* DATA ROWS:
=====
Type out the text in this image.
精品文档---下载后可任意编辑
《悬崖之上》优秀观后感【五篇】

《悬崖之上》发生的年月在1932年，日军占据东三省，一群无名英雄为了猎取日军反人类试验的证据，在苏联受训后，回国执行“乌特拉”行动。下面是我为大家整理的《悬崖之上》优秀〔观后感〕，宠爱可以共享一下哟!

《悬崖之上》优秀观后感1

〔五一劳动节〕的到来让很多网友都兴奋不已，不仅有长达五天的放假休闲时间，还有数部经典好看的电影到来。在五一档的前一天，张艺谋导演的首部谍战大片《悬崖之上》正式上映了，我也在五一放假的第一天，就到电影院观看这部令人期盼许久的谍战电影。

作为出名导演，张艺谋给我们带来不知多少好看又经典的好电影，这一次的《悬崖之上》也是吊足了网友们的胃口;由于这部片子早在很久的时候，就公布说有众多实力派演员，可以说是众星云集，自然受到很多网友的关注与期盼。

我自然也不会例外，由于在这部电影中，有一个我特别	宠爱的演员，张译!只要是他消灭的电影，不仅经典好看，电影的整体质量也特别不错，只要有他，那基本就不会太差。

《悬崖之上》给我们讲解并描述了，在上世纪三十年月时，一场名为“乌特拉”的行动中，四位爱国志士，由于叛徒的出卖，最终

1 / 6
=====
* WHAT THE TASK ASKS: Tally every line of the listing that holds the string "悬崖之上", then give the number by itself.

* THE RESPONSE: 6